┌─ SUPPLIED RECORDS

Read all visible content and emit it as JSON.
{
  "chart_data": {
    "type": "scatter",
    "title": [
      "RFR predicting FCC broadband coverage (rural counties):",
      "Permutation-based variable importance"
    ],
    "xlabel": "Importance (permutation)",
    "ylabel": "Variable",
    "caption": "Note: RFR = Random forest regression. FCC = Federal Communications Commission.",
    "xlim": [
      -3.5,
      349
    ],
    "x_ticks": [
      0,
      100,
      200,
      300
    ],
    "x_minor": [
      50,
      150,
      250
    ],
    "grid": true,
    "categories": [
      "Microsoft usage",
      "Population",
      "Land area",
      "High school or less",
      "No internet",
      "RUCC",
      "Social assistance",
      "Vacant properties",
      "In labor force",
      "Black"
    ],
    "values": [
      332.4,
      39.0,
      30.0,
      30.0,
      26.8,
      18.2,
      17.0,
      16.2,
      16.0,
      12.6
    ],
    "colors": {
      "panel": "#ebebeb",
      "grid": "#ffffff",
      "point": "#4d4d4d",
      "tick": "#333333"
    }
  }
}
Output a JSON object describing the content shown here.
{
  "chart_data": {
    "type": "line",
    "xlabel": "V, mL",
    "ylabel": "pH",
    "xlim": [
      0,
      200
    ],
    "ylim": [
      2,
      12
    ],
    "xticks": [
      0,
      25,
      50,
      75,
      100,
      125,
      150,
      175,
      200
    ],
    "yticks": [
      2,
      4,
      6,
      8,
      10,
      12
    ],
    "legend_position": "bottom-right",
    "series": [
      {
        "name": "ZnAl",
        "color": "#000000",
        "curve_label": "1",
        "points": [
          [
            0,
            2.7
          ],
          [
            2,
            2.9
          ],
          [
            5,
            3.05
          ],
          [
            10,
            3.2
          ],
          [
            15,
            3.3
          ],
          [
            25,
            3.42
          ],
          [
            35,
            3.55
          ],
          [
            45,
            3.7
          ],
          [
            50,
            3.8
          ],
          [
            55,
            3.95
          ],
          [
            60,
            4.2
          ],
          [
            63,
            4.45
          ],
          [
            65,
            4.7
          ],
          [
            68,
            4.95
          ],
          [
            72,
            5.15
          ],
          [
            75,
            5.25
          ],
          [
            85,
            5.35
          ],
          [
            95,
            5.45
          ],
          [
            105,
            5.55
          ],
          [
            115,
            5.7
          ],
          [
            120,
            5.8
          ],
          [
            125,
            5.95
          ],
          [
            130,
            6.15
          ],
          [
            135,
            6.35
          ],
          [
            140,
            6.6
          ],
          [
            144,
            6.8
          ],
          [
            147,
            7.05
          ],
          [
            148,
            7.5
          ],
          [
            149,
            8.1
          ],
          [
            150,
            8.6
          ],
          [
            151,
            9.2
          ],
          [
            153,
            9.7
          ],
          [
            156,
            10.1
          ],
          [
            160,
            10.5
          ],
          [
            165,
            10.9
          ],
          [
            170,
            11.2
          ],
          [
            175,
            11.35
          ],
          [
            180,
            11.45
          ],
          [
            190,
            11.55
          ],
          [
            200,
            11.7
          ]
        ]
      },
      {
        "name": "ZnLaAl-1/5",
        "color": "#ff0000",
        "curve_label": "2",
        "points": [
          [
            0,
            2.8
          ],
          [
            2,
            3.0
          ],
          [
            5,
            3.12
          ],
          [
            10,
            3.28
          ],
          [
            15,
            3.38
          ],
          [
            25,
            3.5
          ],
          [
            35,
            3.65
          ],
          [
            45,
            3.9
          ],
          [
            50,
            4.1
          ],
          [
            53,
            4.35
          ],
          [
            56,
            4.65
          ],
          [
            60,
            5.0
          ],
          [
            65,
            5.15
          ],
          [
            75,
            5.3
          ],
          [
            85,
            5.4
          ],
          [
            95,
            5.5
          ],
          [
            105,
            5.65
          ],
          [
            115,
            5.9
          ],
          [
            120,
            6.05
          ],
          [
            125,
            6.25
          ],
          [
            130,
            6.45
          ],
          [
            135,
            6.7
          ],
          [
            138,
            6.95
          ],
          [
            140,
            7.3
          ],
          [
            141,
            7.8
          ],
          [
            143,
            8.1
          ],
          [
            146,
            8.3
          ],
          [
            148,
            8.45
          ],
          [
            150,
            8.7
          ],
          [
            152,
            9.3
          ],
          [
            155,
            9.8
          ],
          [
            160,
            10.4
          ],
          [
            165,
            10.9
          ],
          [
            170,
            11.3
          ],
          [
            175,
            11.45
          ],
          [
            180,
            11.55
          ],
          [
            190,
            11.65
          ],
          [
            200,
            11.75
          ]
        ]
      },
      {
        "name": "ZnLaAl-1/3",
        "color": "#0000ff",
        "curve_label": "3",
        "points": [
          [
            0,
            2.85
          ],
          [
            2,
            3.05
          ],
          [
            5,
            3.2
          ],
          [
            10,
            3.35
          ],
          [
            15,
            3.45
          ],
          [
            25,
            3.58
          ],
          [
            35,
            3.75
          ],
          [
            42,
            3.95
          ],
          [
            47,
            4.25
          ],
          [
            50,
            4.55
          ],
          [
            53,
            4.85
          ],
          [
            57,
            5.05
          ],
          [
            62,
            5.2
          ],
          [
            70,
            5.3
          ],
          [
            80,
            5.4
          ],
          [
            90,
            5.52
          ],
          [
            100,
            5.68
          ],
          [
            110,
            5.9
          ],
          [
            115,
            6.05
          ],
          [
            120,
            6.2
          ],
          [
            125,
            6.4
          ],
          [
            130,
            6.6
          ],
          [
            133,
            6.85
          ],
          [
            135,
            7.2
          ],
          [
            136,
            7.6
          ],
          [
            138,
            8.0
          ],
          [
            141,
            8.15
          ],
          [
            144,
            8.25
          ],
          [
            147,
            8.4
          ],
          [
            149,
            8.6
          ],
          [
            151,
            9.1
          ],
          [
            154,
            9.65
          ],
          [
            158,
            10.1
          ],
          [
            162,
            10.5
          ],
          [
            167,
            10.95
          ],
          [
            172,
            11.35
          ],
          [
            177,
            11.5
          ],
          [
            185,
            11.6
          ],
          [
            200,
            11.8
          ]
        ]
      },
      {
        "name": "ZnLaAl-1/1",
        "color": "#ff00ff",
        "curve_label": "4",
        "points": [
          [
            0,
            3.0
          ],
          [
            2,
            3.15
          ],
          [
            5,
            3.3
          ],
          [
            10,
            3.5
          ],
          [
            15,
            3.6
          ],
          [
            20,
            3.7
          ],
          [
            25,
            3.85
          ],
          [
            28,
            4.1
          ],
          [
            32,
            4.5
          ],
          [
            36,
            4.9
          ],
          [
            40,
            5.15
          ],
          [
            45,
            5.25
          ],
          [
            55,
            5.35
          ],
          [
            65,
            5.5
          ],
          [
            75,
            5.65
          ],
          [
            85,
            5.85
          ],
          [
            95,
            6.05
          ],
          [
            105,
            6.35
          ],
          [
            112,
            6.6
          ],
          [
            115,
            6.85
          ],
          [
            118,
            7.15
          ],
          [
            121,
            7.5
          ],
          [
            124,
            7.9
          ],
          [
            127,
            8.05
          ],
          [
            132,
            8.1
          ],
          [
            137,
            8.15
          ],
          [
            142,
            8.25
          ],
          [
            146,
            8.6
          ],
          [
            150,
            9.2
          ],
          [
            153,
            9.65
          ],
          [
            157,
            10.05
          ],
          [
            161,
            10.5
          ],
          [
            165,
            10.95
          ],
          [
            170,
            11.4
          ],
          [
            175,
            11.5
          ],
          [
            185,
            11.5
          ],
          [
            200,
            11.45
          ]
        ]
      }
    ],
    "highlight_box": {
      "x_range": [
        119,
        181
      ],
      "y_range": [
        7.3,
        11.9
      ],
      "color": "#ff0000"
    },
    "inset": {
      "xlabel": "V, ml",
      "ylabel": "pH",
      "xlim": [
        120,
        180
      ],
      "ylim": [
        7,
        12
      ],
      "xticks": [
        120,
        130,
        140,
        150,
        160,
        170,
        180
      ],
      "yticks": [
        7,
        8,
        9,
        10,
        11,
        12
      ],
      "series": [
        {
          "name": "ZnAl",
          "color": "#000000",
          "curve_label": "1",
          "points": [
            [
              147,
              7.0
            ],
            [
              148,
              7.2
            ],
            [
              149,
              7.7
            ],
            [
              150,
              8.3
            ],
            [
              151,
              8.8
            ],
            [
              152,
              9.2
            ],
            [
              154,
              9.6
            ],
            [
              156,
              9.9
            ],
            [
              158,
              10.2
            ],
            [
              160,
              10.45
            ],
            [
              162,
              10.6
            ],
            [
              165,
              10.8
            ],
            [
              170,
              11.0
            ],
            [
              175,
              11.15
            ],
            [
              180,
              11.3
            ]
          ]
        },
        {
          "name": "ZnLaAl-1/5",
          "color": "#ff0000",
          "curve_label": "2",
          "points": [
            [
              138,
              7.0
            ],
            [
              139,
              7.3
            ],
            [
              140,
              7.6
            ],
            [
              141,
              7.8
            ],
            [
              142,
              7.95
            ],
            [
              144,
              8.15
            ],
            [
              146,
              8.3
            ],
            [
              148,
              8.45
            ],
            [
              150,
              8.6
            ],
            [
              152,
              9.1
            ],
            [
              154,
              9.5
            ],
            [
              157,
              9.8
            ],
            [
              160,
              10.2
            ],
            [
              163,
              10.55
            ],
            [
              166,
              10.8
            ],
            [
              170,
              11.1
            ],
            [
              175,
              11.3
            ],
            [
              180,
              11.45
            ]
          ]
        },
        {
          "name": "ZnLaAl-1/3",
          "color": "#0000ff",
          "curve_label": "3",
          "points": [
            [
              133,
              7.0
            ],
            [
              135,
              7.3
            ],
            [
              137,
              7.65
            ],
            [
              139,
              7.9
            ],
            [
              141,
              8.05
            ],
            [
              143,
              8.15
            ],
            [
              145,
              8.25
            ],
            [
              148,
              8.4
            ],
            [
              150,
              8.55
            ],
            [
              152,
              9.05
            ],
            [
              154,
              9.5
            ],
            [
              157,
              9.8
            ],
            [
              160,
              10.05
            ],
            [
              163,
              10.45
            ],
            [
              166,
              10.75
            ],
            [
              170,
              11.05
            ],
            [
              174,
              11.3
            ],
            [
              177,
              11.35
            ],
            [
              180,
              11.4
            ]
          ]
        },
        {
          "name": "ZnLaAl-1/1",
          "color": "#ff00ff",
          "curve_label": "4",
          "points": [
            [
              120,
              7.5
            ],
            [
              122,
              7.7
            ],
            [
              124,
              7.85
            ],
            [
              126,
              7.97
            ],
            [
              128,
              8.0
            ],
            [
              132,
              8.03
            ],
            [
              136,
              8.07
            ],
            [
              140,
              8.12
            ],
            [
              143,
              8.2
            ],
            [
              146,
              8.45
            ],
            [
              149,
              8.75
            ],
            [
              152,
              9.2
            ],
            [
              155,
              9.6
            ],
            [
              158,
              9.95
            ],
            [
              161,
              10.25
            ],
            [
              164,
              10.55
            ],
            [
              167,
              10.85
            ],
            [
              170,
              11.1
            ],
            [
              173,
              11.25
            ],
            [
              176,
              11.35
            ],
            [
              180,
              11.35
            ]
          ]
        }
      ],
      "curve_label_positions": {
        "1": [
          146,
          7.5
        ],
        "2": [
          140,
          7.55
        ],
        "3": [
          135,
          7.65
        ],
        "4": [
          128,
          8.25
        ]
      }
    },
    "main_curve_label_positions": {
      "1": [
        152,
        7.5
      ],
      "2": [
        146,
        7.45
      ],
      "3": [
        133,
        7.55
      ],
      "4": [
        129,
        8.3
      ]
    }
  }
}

└─

Each line that contains the string "content" counts once; say how many there are and nothing else.

REPLY TO THE TASK: 2